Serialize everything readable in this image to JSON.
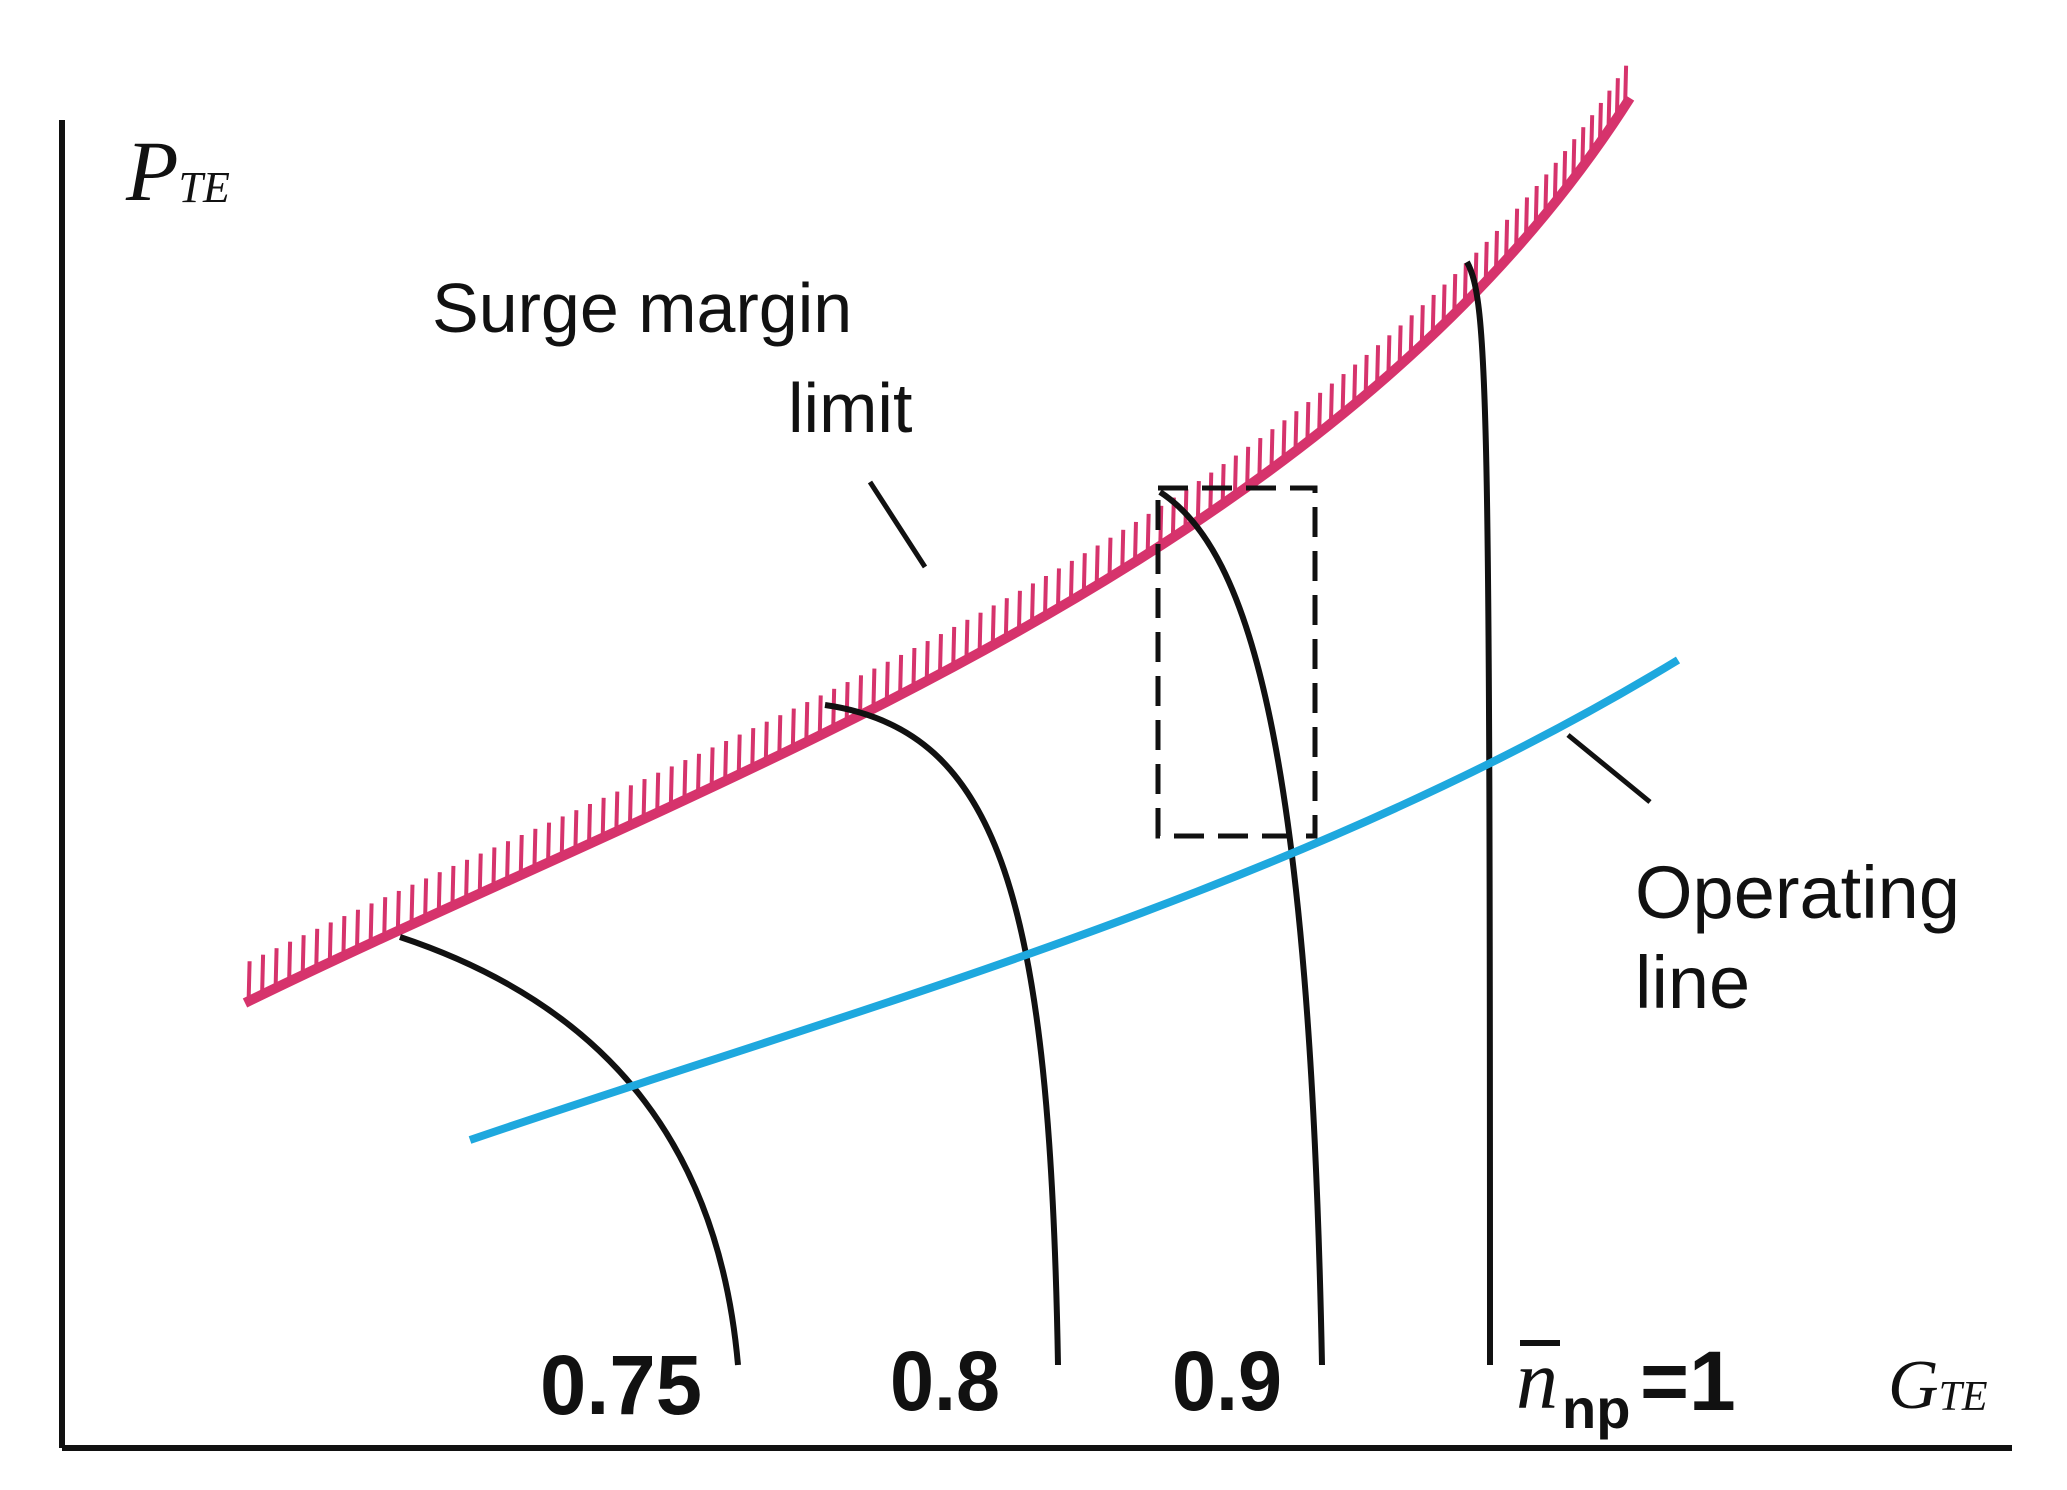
{
  "axes": {
    "y_symbol": "P",
    "y_subscript": "TE",
    "x_symbol": "G",
    "x_subscript": "TE"
  },
  "surge_label": {
    "line1": "Surge margin",
    "line2": "limit"
  },
  "operating_label": {
    "line1": "Operating",
    "line2": "line"
  },
  "speed_labels": {
    "v075": "0.75",
    "v08": "0.8",
    "v09": "0.9",
    "n_symbol": "n",
    "n_subscript": "np",
    "n_equals": "=1"
  },
  "colors": {
    "axis": "#111111",
    "curve": "#111111",
    "surge": "#d6336c",
    "operating": "#1ea8de"
  }
}
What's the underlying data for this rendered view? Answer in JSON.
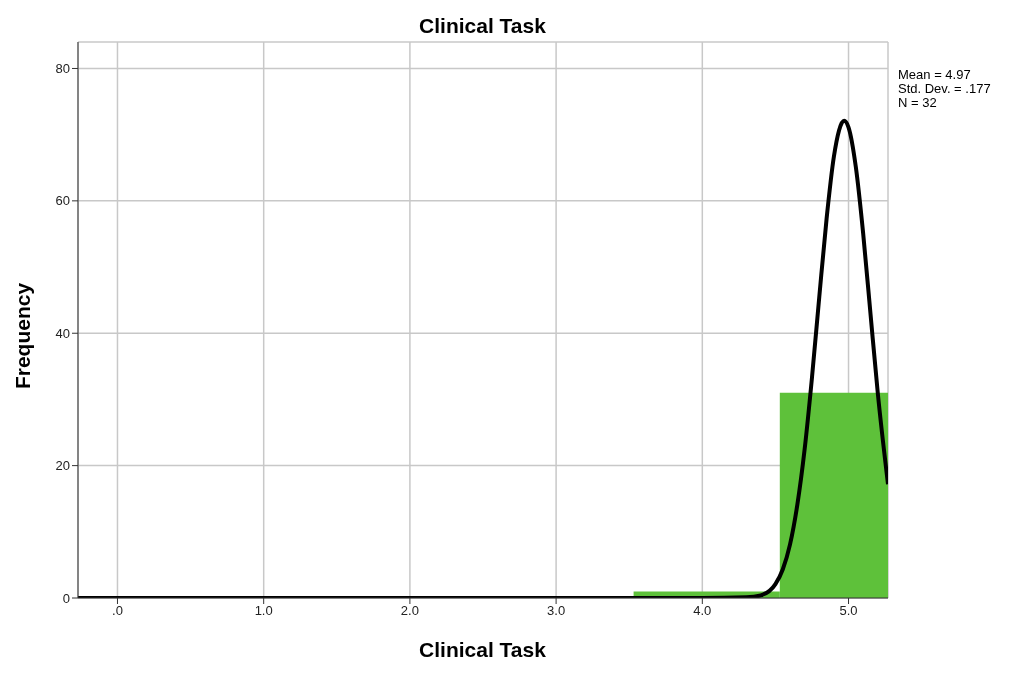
{
  "chart_data": {
    "type": "histogram",
    "title": "Clinical Task",
    "xlabel": "Clinical Task",
    "ylabel": "Frequency",
    "bins": [
      3.53,
      4.53,
      5.27
    ],
    "values": [
      1,
      31
    ],
    "color": "#5ec13a",
    "series": [
      {
        "type": "line",
        "color": "#000000",
        "x": [
          -0.27,
          4.0,
          4.3,
          4.4,
          4.5,
          4.55,
          4.6,
          4.65,
          4.7,
          4.75,
          4.8,
          4.85,
          4.9,
          4.97,
          5.0,
          5.05,
          5.1,
          5.15,
          5.2,
          5.27
        ],
        "values": [
          0,
          0,
          0.1,
          0.4,
          2.1,
          4.3,
          8.1,
          14.1,
          22.5,
          33.3,
          45.5,
          57.3,
          66.7,
          72.1,
          71.1,
          65.1,
          55.1,
          43.0,
          31.0,
          17.2
        ]
      }
    ],
    "marker": "none",
    "line_style": "solid",
    "xlim": [
      -0.27,
      5.27
    ],
    "xticks": [
      {
        "value": 0,
        "label": ".0"
      },
      {
        "value": 1,
        "label": "1.0"
      },
      {
        "value": 2,
        "label": "2.0"
      },
      {
        "value": 3,
        "label": "3.0"
      },
      {
        "value": 4,
        "label": "4.0"
      },
      {
        "value": 5,
        "label": "5.0"
      }
    ],
    "ylim": [
      0,
      84
    ],
    "yticks": [
      0,
      20,
      40,
      60,
      80
    ],
    "grid": true,
    "annotations": [
      "Mean = 4.97",
      "Std. Dev. = .177",
      "N = 32"
    ]
  }
}
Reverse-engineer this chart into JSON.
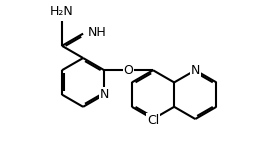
{
  "bg": "#ffffff",
  "bc": "#000000",
  "tc": "#000000",
  "lw": 1.5,
  "dbo": 0.07,
  "fs": 9.0,
  "figsize": [
    2.76,
    1.57
  ],
  "dpi": 100,
  "bl": 1.0,
  "xlim": [
    -1.0,
    9.5
  ],
  "ylim": [
    -1.5,
    4.8
  ]
}
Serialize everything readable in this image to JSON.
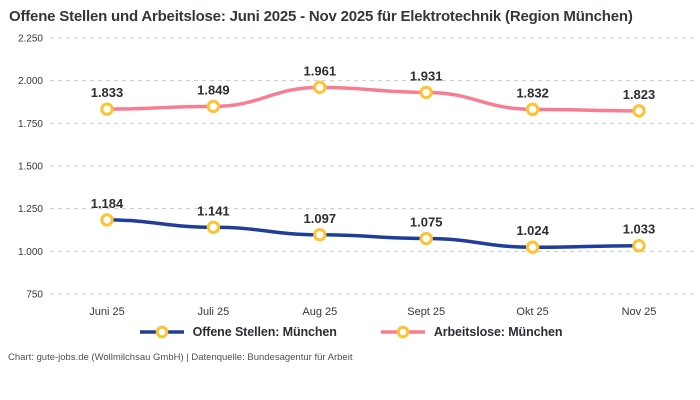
{
  "header": {
    "title": "Offene Stellen und Arbeitslose: Juni 2025 - Nov 2025 für Elektrotechnik (Region München)"
  },
  "chart_data": {
    "type": "line",
    "categories": [
      "Juni 25",
      "Juli 25",
      "Aug 25",
      "Sept 25",
      "Okt 25",
      "Nov 25"
    ],
    "series": [
      {
        "name": "Offene Stellen: München",
        "values": [
          1184,
          1141,
          1097,
          1075,
          1024,
          1033
        ],
        "labels": [
          "1.184",
          "1.141",
          "1.097",
          "1.075",
          "1.024",
          "1.033"
        ],
        "color": "#1f3d99"
      },
      {
        "name": "Arbeitslose: München",
        "values": [
          1833,
          1849,
          1961,
          1931,
          1832,
          1823
        ],
        "labels": [
          "1.833",
          "1.849",
          "1.961",
          "1.931",
          "1.832",
          "1.823"
        ],
        "color": "#f97d92"
      }
    ],
    "y_ticks": [
      750,
      1000,
      1250,
      1500,
      1750,
      2000,
      2250
    ],
    "y_tick_labels": [
      "750",
      "1.000",
      "1.250",
      "1.500",
      "1.750",
      "2.000",
      "2.250"
    ],
    "ylim": [
      750,
      2250
    ],
    "xlabel": "",
    "ylabel": "",
    "grid": "horizontal-dashed",
    "gridline_color": "#c8cbce",
    "marker": {
      "stroke": "#ffc233",
      "fill": "#ffffff"
    },
    "legend_position": "bottom"
  },
  "footer": {
    "attribution": "Chart: gute-jobs.de (Wollmilchsau GmbH) | Datenquelle: Bundesagentur für Arbeit"
  }
}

▶ What this task involves:
Reply with nothing but a number: how many lines of the entries above contain the string "name"?

▶ Output of the exercise:
2